• Task to carry out: Your task is to print the material below exactly as presented.

• Data excerpts:
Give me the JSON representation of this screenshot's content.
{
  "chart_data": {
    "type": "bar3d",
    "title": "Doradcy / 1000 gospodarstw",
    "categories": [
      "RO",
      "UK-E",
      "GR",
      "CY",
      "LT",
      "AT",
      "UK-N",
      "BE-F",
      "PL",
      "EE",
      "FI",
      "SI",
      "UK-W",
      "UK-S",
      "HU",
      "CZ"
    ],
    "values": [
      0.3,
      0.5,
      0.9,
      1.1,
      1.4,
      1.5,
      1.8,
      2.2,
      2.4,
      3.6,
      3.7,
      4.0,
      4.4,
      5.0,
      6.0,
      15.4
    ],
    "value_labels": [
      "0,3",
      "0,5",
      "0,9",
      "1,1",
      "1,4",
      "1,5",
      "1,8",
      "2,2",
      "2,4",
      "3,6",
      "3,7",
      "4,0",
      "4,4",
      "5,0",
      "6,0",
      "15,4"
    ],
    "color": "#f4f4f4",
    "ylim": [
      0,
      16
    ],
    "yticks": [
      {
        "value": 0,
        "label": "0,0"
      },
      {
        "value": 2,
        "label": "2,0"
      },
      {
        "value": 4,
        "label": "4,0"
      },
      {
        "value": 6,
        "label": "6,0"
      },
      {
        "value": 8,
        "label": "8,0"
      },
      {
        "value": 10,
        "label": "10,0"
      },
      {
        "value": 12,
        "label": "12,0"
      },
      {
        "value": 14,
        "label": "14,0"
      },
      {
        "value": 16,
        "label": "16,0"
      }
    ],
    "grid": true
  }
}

• Complete response:
Give me the JSON representation of this screenshot's content.
{
  "chart_data": {
    "type": "bar3d",
    "title": "Doradcy / 1000 gospodarstw",
    "categories": [
      "RO",
      "UK-E",
      "GR",
      "CY",
      "LT",
      "AT",
      "UK-N",
      "BE-F",
      "PL",
      "EE",
      "FI",
      "SI",
      "UK-W",
      "UK-S",
      "HU",
      "CZ"
    ],
    "values": [
      0.3,
      0.5,
      0.9,
      1.1,
      1.4,
      1.5,
      1.8,
      2.2,
      2.4,
      3.6,
      3.7,
      4.0,
      4.4,
      5.0,
      6.0,
      15.4
    ],
    "value_labels": [
      "0,3",
      "0,5",
      "0,9",
      "1,1",
      "1,4",
      "1,5",
      "1,8",
      "2,2",
      "2,4",
      "3,6",
      "3,7",
      "4,0",
      "4,4",
      "5,0",
      "6,0",
      "15,4"
    ],
    "color": "#f4f4f4",
    "ylim": [
      0,
      16
    ],
    "yticks": [
      {
        "value": 0,
        "label": "0,0"
      },
      {
        "value": 2,
        "label": "2,0"
      },
      {
        "value": 4,
        "label": "4,0"
      },
      {
        "value": 6,
        "label": "6,0"
      },
      {
        "value": 8,
        "label": "8,0"
      },
      {
        "value": 10,
        "label": "10,0"
      },
      {
        "value": 12,
        "label": "12,0"
      },
      {
        "value": 14,
        "label": "14,0"
      },
      {
        "value": 16,
        "label": "16,0"
      }
    ],
    "grid": true
  }
}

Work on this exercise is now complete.